STATED TASK:
Transcribe the records below exactly, leaving out any pictures.

** START OF EXERCISE DATA **

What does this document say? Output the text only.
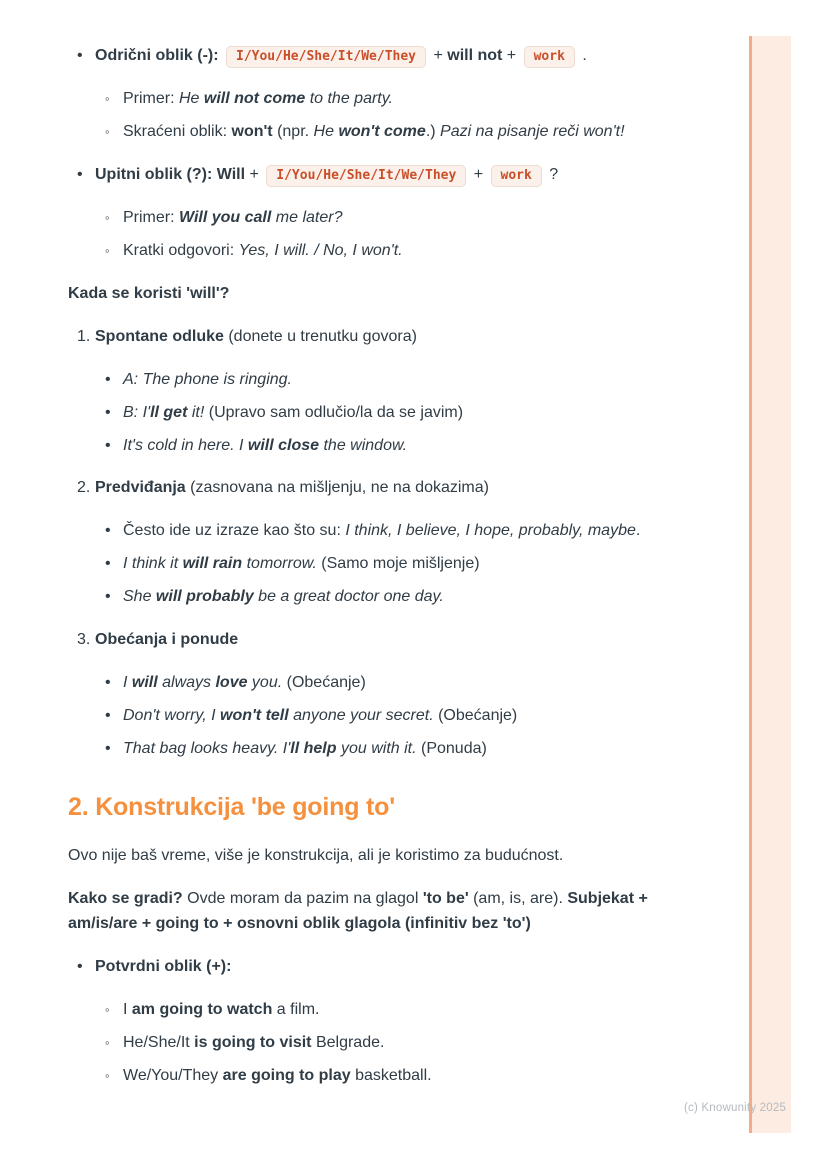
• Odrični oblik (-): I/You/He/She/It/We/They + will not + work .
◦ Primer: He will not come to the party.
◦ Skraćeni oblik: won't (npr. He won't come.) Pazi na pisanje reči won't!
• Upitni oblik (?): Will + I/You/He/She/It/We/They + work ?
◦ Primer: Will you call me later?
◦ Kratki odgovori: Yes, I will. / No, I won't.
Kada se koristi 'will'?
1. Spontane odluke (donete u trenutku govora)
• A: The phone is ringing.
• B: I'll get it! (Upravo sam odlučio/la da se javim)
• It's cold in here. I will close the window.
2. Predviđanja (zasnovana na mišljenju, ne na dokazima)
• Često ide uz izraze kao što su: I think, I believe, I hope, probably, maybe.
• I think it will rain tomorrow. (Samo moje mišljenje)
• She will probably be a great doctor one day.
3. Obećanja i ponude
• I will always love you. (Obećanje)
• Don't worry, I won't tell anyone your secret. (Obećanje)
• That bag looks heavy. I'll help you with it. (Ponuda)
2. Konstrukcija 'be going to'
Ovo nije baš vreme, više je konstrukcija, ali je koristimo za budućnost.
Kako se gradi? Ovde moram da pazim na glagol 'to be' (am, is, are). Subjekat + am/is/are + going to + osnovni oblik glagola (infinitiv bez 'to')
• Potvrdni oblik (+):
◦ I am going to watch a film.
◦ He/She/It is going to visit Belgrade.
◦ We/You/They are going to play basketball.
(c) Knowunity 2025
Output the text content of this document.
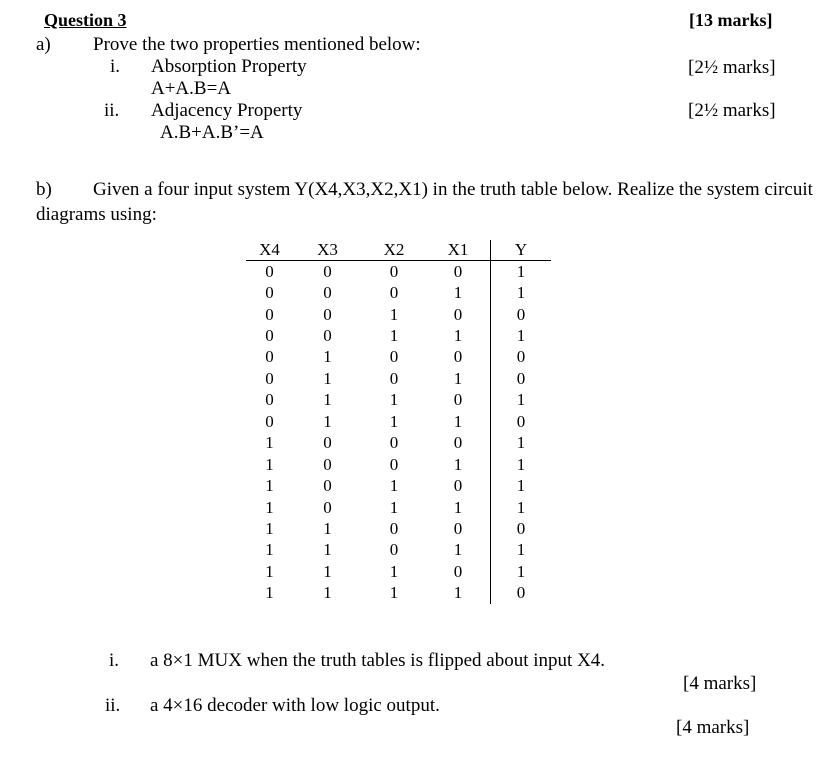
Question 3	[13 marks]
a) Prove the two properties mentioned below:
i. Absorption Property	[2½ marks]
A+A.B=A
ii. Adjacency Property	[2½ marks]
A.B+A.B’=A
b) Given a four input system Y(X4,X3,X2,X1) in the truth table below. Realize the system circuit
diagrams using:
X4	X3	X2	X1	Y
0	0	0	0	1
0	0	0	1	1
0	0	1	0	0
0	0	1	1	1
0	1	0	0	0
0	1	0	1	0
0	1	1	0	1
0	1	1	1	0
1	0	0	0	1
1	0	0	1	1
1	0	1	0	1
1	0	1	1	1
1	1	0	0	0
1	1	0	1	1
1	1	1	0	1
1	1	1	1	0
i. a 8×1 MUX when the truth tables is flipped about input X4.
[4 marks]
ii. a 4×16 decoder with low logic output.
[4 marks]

** END OF EXERCISE DATA **

RESPONSE TO THIS EXERCISE:
What does this document say? Output the text only.
• Odrični oblik (-): I/You/He/She/It/We/They + will not + work .
◦ Primer: He will not come to the party.
◦ Skraćeni oblik: won't (npr. He won't come.) Pazi na pisanje reči won't!
• Upitni oblik (?): Will + I/You/He/She/It/We/They + work ?
◦ Primer: Will you call me later?
◦ Kratki odgovori: Yes, I will. / No, I won't.
Kada se koristi 'will'?
1. Spontane odluke (donete u trenutku govora)
• A: The phone is ringing.
• B: I'll get it! (Upravo sam odlučio/la da se javim)
• It's cold in here. I will close the window.
2. Predviđanja (zasnovana na mišljenju, ne na dokazima)
• Često ide uz izraze kao što su: I think, I believe, I hope, probably, maybe.
• I think it will rain tomorrow. (Samo moje mišljenje)
• She will probably be a great doctor one day.
3. Obećanja i ponude
• I will always love you. (Obećanje)
• Don't worry, I won't tell anyone your secret. (Obećanje)
• That bag looks heavy. I'll help you with it. (Ponuda)
2. Konstrukcija 'be going to'
Ovo nije baš vreme, više je konstrukcija, ali je koristimo za budućnost.
Kako se gradi? Ovde moram da pazim na glagol 'to be' (am, is, are). Subjekat + am/is/are + going to + osnovni oblik glagola (infinitiv bez 'to')
• Potvrdni oblik (+):
◦ I am going to watch a film.
◦ He/She/It is going to visit Belgrade.
◦ We/You/They are going to play basketball.
(c) Knowunity 2025
Output the text content of this document.
Question 3	[13 marks]
a) Prove the two properties mentioned below:
i. Absorption Property	[2½ marks]
A+A.B=A
ii. Adjacency Property	[2½ marks]
A.B+A.B’=A
b) Given a four input system Y(X4,X3,X2,X1) in the truth table below. Realize the system circuit
diagrams using:
X4	X3	X2	X1	Y
0	0	0	0	1
0	0	0	1	1
0	0	1	0	0
0	0	1	1	1
0	1	0	0	0
0	1	0	1	0
0	1	1	0	1
0	1	1	1	0
1	0	0	0	1
1	0	0	1	1
1	0	1	0	1
1	0	1	1	1
1	1	0	0	0
1	1	0	1	1
1	1	1	0	1
1	1	1	1	0
i. a 8×1 MUX when the truth tables is flipped about input X4.
[4 marks]
ii. a 4×16 decoder with low logic output.
[4 marks]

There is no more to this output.